TEXTE CITÉ

+---+

A Paris, les catégories sociales, les tranches d'âges, les métiers, les origines ethniques se côtoient, se croisent, se rencontrent. Les lignes de partage de la société s'inscrivent dans la vie, mais les échanges sont incessants.
Sans être en mesure de situer immédiatement tous les arrondissements les uns par rapport aux autres, les Parisiens les identifient par leur numéro, évocateur d'un milieu social, de monuments, d'activités. Ils en maîtrisent parfaitement la symbolique sociale : résider dans le 7e ou dans le 19e n'a pas le même sens. Car Paris oppose ses beaux quartiers de l'ouest aux quartiers populaires de l'est.
La cartographie est certainement l'outil le plus pertinent pour représenter le Paris des inégalités. Inspirés des recherches menées par Michel Pinçon et Monique Pinçon-Charot, voici nos résultats cartographiques.
Paris est la capitale de la très grande richesse. A l'échelon national, la capitale rassemble 16,1 % des assujettis à l'ISF, mais seulement 4 % des foyers fiscaux [Ministère de l'Economie et des Finances, 2008]. En 2006, "Paris Ouest", où le ministère regroupe les 7e, 15e et 16e arrondissements, compte 32 261 assujettis, soit 44 % du total parisien.

+---+

DONNÉES FOURNIES

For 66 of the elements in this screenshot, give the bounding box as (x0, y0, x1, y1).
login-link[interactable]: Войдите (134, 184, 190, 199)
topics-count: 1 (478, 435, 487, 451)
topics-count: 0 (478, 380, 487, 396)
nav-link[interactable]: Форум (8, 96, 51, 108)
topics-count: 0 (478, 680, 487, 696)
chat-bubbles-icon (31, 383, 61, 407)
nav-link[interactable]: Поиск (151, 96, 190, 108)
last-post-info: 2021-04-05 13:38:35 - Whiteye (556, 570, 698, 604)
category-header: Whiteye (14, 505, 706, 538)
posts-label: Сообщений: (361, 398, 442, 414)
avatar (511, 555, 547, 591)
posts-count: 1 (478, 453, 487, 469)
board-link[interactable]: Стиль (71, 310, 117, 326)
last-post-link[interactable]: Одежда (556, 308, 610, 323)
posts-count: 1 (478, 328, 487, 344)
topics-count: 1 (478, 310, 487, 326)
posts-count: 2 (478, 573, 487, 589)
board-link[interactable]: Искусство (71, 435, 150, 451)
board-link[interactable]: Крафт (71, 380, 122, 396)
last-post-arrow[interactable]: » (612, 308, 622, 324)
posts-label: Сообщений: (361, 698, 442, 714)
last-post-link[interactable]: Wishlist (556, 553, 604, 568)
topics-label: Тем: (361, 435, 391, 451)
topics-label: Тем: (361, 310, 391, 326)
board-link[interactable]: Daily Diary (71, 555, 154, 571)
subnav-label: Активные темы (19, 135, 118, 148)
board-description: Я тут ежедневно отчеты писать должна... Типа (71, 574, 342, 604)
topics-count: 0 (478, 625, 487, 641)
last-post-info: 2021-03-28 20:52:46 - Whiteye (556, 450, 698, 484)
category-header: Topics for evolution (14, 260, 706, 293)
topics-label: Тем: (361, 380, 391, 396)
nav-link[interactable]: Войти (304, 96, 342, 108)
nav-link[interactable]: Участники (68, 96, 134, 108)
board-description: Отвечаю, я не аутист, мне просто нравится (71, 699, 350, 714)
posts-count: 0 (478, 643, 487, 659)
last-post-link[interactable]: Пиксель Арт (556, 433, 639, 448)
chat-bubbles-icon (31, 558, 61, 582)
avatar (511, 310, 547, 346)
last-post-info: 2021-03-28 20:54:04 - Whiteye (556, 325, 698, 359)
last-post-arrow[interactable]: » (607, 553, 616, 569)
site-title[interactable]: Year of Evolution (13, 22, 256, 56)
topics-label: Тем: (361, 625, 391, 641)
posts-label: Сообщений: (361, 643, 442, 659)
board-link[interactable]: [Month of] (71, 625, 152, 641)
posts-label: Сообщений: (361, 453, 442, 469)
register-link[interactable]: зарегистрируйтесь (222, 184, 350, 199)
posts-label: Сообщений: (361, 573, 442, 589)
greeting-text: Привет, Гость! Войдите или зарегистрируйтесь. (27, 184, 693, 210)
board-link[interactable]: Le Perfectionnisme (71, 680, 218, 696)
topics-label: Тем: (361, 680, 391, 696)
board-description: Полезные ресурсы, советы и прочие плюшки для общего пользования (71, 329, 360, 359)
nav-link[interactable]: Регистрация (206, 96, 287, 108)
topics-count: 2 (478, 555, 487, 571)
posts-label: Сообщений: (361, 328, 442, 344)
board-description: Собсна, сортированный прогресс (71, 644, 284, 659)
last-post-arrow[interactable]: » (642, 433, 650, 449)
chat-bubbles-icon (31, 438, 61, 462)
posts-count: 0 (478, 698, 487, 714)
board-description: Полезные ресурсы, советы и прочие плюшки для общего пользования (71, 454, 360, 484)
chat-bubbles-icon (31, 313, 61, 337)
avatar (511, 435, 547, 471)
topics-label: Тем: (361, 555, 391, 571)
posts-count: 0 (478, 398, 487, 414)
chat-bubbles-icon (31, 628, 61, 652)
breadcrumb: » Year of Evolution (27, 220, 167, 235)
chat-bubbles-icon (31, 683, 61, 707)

+---+

LISTE DES TÂCHES
1 - Modifier le texte cité en le reproduisant à partir des mots « La cartographie est » jusqu'aux mots « du total parisien. » inclus, avec « assujettis » remplacé par « redevables ».
2 - Dans le texte cité, quels arrondissements le ministère regroupe-t-il sous l'appellation « Paris Ouest » ?
3 - Réécrire sous forme de liste le paragraphe du texte cité commençant par « Paris est la capitale de la très grande richesse », en conservant ses faits principaux.
Les lignes proviennent d'une source distincte du texte cité.

RÉPONSES PAR TÂCHE
1 -
La cartographie est certainement l'outil le plus pertinent pour représenter le Paris des inégalités. Inspirés des recherches menées par Michel Pinçon et Monique Pinçon-Charot, voici nos résultats cartographiques.
Paris est la capitale de la très grande richesse. A l'échelon national, la capitale rassemble 16,1 % des redevables à l'ISF, mais seulement 4 % des foyers fiscaux [Ministère de l'Economie et des Finances, 2008]. En 2006, "Paris Ouest", où le ministère regroupe les 7e, 15e et 16e arrondissements, compte 32 261 redevables, soit 44 % du total parisien.

2 - Les 7e, 15e et 16e arrondissements.

3 -
- Paris est la capitale de la très grande richesse.
- À l'échelon national, elle rassemble 16,1 % des assujettis à l'ISF, mais seulement 4 % des foyers fiscaux (Ministère de l'Economie et des Finances, 2008).
- En 2006, « Paris Ouest » (7e, 15e et 16e arrondissements) compte 32 261 assujettis, soit 44 % du total parisien.